◆ **Exercise goal**:
Format the listing as a JSON list of strings, one string per line, from its first line up to and including the line with "y-tick-label: 0.6 — [50, 179, 68, 192]", leaving out any blank lines.

◆ **Provided data**:
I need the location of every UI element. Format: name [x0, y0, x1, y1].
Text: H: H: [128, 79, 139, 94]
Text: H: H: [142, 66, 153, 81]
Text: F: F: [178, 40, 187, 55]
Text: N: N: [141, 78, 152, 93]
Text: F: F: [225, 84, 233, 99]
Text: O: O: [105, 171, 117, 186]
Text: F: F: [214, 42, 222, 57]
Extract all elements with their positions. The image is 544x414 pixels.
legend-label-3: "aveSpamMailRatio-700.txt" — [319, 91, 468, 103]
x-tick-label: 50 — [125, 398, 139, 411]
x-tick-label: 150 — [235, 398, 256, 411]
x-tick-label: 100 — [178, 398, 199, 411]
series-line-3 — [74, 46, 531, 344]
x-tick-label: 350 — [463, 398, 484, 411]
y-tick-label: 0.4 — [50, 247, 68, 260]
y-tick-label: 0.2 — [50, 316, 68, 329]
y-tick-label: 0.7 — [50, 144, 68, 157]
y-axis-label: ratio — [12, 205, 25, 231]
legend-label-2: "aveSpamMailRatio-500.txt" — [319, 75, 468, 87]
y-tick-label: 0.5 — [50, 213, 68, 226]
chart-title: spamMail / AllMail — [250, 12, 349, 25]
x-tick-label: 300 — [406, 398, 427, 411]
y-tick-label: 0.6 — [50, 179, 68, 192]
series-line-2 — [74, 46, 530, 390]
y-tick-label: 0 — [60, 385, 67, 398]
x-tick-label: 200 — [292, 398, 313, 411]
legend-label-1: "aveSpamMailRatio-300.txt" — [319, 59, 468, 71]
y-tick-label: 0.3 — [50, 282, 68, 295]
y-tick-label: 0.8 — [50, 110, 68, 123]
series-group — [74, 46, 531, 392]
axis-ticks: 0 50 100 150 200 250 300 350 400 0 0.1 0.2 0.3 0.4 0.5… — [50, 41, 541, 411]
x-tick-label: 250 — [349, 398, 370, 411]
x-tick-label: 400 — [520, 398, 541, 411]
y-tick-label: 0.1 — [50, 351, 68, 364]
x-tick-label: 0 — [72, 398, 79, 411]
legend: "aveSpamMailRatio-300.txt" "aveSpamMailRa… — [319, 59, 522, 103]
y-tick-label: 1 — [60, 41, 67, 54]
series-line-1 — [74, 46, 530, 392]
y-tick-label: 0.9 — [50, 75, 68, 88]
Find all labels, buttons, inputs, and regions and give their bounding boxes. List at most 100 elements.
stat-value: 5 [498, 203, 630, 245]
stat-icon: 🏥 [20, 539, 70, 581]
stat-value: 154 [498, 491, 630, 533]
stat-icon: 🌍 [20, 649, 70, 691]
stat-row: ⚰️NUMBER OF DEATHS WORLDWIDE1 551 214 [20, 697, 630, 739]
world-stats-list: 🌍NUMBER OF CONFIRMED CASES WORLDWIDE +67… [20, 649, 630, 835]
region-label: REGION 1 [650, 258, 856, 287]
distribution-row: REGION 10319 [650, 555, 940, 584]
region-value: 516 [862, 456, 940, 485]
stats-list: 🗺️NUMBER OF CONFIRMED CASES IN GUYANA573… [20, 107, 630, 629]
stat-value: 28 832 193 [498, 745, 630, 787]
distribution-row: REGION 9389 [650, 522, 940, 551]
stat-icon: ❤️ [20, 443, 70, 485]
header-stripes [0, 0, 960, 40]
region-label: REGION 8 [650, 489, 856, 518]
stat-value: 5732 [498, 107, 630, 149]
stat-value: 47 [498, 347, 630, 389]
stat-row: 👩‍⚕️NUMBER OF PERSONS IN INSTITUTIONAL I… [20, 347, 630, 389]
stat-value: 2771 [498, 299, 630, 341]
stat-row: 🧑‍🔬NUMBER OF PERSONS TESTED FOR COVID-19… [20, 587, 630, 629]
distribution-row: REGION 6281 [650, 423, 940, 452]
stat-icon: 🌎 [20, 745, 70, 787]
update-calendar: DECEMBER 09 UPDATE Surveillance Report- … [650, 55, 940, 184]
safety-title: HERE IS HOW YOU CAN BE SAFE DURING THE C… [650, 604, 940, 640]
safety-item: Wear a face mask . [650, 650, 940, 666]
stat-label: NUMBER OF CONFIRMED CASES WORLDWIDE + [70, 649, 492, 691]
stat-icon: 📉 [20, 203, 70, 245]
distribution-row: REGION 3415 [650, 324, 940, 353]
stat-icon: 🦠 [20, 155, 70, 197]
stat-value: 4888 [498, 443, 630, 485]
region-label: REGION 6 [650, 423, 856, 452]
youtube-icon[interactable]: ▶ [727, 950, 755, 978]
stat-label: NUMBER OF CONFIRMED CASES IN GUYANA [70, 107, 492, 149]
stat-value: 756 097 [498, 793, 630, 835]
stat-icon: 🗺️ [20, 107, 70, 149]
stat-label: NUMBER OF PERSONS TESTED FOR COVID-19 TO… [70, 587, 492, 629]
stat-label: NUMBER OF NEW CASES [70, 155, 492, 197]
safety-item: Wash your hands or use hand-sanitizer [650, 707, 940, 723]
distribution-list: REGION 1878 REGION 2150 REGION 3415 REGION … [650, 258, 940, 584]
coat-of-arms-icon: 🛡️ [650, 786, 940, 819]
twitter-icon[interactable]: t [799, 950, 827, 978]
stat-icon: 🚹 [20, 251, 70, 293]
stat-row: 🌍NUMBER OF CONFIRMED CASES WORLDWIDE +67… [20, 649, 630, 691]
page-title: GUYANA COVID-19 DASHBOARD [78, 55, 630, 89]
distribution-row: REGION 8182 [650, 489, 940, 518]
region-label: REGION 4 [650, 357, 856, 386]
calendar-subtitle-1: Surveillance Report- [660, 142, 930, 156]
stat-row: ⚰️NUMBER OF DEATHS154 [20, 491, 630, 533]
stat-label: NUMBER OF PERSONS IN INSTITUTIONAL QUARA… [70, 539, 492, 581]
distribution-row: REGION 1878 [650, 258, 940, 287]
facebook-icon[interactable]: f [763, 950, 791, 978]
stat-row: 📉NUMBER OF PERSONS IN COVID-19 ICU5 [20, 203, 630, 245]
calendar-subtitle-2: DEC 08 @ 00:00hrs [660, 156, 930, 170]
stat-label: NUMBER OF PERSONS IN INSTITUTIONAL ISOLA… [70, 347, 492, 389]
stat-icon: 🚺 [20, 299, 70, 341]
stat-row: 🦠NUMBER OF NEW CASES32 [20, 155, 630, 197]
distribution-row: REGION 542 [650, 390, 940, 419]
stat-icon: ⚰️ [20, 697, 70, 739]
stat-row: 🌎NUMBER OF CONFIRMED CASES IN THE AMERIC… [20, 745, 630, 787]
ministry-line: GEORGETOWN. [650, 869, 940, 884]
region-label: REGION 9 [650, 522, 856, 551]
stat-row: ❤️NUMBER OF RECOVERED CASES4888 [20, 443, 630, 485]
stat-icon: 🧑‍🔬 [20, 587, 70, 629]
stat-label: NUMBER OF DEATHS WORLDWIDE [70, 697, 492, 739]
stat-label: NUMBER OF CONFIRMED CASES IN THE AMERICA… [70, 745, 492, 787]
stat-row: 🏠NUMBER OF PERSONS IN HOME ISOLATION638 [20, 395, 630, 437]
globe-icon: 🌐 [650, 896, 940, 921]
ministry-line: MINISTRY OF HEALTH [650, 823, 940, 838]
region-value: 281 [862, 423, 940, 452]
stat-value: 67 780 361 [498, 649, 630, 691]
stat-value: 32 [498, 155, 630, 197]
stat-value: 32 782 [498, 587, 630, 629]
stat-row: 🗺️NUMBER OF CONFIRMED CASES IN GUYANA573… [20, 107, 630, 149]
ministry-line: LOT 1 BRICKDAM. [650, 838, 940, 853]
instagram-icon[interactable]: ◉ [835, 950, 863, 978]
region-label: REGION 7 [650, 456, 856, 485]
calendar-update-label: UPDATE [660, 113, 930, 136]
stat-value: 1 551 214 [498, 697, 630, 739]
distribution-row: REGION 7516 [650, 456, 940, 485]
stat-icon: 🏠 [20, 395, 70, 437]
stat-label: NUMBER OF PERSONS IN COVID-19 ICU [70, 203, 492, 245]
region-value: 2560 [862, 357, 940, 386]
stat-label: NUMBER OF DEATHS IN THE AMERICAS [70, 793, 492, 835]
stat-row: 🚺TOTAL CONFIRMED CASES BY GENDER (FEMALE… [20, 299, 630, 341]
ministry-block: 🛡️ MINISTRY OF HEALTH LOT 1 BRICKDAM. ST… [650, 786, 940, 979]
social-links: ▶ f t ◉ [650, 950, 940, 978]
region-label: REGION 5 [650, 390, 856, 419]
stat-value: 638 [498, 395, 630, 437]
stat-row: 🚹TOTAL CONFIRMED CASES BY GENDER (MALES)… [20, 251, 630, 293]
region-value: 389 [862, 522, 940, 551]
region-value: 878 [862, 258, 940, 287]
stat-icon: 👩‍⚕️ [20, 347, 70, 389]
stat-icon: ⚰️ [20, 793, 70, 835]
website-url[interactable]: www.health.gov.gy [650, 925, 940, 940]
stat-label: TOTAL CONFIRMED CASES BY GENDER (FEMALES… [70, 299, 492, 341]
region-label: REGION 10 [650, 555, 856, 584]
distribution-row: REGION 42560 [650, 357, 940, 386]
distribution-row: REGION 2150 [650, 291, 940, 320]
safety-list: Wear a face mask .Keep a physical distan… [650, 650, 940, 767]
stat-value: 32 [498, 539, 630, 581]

◆ **Response to the exercise**:
[
  "I need the location of every UI element. Format: name [x0, y0, x1, y1].",
  "Text: H: H: [128, 79, 139, 94]",
  "Text: H: H: [142, 66, 153, 81]",
  "Text: F: F: [178, 40, 187, 55]",
  "Text: N: N: [141, 78, 152, 93]",
  "Text: F: F: [225, 84, 233, 99]",
  "Text: O: O: [105, 171, 117, 186]",
  "Text: F: F: [214, 42, 222, 57]",
  "Extract all elements with their positions. The image is 544x414 pixels.",
  "legend-label-3: \"aveSpamMailRatio-700.txt\" — [319, 91, 468, 103]",
  "x-tick-label: 50 — [125, 398, 139, 411]",
  "x-tick-label: 150 — [235, 398, 256, 411]",
  "x-tick-label: 100 — [178, 398, 199, 411]",
  "series-line-3 — [74, 46, 531, 344]",
  "x-tick-label: 350 — [463, 398, 484, 411]",
  "y-tick-label: 0.4 — [50, 247, 68, 260]",
  "y-tick-label: 0.2 — [50, 316, 68, 329]",
  "y-tick-label: 0.7 — [50, 144, 68, 157]",
  "y-axis-label: ratio — [12, 205, 25, 231]",
  "legend-label-2: \"aveSpamMailRatio-500.txt\" — [319, 75, 468, 87]",
  "y-tick-label: 0.5 — [50, 213, 68, 226]",
  "chart-title: spamMail / AllMail — [250, 12, 349, 25]",
  "x-tick-label: 300 — [406, 398, 427, 411]",
  "y-tick-label: 0.6 — [50, 179, 68, 192]"
]